** start of ROWS **
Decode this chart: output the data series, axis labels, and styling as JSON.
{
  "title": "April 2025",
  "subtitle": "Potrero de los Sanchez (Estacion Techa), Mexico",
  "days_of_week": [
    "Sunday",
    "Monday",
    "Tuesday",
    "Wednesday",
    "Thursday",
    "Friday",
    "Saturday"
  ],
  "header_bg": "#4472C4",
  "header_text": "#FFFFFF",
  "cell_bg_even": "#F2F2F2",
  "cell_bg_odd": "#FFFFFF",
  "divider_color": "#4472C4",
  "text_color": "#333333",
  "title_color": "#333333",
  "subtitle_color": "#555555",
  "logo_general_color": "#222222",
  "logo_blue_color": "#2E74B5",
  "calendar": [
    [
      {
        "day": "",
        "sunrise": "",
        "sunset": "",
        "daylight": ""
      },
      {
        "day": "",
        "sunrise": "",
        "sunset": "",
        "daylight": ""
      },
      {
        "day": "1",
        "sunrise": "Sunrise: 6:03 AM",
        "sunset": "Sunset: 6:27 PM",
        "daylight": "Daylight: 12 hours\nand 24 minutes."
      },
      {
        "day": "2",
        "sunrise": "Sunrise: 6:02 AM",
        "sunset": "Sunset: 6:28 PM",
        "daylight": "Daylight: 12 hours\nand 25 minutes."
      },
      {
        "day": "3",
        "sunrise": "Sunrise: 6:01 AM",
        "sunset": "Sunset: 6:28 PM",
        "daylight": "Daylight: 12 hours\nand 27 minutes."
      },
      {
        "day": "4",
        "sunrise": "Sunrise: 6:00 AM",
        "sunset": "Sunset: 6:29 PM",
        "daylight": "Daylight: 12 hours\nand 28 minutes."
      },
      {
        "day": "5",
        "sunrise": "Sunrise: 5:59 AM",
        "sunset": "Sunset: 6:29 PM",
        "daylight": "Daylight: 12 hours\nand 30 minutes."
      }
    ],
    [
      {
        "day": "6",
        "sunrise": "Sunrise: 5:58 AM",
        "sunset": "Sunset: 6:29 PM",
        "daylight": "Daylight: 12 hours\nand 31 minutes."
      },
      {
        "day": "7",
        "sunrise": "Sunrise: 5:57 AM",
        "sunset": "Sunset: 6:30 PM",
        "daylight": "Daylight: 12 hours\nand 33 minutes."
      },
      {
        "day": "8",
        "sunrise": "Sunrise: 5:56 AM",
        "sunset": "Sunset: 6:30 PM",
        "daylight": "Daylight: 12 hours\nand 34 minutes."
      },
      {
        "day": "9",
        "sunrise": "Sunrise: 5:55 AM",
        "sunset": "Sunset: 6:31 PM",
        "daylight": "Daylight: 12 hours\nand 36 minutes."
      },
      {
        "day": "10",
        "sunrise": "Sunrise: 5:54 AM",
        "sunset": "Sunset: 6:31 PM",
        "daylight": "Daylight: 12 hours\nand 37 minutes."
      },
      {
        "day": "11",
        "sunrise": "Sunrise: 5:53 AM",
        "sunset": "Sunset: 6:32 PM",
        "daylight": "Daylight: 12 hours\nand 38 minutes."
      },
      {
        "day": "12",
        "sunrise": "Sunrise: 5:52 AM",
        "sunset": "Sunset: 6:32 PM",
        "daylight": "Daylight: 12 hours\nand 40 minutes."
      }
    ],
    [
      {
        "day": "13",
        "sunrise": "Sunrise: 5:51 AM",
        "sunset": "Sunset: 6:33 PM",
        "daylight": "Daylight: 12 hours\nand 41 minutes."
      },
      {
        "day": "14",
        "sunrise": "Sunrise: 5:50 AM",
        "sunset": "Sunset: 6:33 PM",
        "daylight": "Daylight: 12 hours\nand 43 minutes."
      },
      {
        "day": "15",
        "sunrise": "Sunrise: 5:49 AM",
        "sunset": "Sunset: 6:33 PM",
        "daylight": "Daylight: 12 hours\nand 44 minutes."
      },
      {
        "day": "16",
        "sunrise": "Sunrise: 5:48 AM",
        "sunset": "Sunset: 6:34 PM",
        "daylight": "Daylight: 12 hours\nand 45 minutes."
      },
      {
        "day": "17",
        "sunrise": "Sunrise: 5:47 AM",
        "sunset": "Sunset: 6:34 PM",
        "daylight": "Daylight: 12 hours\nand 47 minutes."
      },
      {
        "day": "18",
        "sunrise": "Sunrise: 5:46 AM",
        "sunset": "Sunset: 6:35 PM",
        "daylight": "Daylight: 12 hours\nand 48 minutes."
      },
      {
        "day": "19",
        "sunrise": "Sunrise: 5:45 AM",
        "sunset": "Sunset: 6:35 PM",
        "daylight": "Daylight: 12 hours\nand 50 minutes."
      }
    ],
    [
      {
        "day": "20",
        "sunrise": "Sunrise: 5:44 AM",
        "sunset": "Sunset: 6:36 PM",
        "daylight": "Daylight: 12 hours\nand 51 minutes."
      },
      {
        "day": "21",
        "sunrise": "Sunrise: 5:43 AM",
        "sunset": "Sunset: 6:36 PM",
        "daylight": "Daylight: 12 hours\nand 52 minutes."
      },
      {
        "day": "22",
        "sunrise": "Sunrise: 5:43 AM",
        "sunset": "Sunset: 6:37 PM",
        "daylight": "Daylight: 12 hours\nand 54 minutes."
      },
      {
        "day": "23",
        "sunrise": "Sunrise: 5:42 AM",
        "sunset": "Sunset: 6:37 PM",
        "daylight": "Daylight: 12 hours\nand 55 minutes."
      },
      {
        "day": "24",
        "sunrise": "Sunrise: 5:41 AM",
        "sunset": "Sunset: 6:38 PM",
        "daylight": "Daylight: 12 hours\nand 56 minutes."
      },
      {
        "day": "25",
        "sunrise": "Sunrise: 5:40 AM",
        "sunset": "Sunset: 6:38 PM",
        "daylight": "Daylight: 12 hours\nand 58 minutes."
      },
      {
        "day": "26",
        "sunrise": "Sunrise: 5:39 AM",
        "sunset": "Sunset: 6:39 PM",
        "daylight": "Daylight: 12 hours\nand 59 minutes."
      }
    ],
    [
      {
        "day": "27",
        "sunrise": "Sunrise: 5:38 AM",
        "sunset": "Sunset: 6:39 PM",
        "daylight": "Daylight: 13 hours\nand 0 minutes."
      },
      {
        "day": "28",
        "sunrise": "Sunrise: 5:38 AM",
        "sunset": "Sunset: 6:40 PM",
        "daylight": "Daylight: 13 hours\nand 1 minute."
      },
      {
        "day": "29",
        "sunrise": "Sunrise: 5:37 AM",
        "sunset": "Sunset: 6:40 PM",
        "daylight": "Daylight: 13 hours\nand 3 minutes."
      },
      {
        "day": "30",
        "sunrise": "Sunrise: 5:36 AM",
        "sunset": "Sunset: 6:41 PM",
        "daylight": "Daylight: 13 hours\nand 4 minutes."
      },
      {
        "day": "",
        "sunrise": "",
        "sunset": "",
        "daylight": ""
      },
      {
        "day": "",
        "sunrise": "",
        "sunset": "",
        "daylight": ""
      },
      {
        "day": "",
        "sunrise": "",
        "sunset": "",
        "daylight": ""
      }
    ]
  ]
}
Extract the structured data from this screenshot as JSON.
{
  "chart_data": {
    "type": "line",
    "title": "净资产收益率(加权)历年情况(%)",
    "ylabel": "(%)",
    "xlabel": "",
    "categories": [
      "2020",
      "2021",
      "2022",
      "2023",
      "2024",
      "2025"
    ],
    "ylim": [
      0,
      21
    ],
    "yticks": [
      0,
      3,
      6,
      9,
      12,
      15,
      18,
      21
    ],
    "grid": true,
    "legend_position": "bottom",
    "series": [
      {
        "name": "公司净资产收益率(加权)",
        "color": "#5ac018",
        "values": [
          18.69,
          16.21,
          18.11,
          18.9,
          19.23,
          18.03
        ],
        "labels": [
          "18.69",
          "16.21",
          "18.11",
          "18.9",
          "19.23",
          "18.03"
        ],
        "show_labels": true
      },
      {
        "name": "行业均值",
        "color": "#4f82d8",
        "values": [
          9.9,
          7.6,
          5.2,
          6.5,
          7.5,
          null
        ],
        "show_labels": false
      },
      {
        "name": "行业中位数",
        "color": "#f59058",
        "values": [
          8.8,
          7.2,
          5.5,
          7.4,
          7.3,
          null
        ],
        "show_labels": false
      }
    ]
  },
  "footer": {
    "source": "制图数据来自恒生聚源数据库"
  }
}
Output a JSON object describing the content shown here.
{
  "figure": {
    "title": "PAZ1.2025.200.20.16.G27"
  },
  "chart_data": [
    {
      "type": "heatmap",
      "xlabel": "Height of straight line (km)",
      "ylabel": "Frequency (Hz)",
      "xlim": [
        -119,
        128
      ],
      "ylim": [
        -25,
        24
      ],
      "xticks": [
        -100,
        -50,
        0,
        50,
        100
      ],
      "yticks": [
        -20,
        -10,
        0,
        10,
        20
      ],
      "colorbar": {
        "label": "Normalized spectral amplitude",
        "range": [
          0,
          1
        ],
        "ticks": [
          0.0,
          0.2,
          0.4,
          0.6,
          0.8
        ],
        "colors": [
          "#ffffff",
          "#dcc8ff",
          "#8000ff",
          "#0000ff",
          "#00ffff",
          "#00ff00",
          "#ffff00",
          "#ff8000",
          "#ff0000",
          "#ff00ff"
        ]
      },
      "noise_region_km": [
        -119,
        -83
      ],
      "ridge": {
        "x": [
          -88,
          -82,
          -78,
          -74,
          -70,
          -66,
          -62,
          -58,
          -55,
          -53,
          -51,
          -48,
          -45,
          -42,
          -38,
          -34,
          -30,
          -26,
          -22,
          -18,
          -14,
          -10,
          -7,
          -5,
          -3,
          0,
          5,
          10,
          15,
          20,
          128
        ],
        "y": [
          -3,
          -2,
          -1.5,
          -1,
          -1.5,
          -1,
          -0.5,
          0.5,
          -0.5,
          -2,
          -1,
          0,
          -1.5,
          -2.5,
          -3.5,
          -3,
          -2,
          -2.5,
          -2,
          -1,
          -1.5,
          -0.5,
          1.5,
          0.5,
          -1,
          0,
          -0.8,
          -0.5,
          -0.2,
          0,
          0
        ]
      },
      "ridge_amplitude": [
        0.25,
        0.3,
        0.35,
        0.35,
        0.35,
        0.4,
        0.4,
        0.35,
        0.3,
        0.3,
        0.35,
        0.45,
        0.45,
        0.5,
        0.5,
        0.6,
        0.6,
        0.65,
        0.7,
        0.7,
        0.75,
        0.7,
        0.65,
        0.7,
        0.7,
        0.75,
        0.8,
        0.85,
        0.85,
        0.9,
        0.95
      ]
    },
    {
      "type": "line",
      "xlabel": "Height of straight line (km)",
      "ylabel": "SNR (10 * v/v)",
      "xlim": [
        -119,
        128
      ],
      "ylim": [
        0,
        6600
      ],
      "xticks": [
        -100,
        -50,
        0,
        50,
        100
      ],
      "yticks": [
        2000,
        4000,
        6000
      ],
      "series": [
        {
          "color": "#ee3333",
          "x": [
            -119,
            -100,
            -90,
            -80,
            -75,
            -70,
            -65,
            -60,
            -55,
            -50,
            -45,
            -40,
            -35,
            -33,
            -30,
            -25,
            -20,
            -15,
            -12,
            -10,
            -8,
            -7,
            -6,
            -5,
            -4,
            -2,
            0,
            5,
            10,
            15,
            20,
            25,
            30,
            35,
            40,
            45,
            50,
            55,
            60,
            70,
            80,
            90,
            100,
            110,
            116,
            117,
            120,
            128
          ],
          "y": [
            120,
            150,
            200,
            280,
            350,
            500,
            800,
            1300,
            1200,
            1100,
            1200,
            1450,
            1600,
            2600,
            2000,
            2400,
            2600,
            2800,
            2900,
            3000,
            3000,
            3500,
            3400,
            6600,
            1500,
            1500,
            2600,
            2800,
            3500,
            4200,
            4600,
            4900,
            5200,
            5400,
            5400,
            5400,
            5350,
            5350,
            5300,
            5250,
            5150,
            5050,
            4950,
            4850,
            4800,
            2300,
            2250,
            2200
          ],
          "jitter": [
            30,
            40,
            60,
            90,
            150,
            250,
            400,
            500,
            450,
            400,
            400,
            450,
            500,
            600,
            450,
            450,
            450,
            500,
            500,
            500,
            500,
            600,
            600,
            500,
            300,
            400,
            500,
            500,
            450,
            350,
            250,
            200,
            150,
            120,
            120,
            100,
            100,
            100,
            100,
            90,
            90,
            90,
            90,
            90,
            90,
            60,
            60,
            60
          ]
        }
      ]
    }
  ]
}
** end of ROWS **
> _TASK_:
Copy out every line of the data that includes the word "ylabel".

> _CORRECT RESPONSE_:
    "ylabel": "(%)",
      "ylabel": "Frequency (Hz)",
      "ylabel": "SNR (10 * v/v)",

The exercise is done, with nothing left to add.